§ **Given task**
Search the listing for "Чесноковская" and copy every line where it appears.

Data items
=======
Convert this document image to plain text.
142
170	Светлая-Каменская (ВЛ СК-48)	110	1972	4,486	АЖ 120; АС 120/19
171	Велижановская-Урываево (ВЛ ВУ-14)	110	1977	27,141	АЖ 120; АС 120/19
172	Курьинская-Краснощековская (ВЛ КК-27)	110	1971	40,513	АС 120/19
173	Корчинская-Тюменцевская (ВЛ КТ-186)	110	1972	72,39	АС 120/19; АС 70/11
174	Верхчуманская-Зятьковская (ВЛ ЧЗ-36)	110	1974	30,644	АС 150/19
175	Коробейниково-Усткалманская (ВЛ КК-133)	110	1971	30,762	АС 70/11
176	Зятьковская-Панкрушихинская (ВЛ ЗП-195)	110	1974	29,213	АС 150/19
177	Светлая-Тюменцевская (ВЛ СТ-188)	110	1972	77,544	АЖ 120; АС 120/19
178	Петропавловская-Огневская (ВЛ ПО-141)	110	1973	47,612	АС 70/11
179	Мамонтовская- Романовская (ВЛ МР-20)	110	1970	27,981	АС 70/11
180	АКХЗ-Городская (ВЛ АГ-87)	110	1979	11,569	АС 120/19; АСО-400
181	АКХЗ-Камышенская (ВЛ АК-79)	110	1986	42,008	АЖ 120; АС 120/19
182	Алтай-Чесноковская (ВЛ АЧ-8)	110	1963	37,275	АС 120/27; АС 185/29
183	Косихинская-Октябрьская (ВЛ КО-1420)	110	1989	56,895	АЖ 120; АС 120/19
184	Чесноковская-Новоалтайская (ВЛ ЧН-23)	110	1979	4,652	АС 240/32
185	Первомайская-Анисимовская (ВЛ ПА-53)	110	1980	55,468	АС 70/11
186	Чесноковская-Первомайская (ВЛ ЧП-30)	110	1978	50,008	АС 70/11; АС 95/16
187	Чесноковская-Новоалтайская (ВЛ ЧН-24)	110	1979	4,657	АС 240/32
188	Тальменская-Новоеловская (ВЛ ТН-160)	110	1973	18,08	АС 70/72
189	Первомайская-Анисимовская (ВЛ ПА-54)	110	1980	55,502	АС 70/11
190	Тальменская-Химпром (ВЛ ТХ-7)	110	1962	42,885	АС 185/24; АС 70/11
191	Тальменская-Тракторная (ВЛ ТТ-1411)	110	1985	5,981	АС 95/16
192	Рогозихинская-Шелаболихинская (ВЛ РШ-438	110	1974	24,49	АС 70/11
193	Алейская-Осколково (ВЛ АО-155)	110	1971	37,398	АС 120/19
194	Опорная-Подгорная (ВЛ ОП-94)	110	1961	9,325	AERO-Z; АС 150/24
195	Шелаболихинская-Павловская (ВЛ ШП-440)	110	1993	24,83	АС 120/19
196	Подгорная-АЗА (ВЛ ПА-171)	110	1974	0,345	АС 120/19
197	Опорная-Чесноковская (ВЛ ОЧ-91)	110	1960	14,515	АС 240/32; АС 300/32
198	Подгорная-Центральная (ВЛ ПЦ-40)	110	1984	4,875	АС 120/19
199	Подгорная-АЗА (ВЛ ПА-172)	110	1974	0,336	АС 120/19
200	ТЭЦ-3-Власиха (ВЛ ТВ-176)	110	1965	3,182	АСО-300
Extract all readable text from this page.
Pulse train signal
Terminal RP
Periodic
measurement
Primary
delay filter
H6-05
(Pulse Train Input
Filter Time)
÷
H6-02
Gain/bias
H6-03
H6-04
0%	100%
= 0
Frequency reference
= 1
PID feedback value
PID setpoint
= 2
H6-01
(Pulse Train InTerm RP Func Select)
=======
§ **Written response**
182	Алтай-Чесноковская (ВЛ АЧ-8)	110	1963	37,275	АС 120/27; АС 185/29
184	Чесноковская-Новоалтайская (ВЛ ЧН-23)	110	1979	4,652	АС 240/32
186	Чесноковская-Первомайская (ВЛ ЧП-30)	110	1978	50,008	АС 70/11; АС 95/16
187	Чесноковская-Новоалтайская (ВЛ ЧН-24)	110	1979	4,657	АС 240/32
197	Опорная-Чесноковская (ВЛ ОЧ-91)	110	1960	14,515	АС 240/32; АС 300/32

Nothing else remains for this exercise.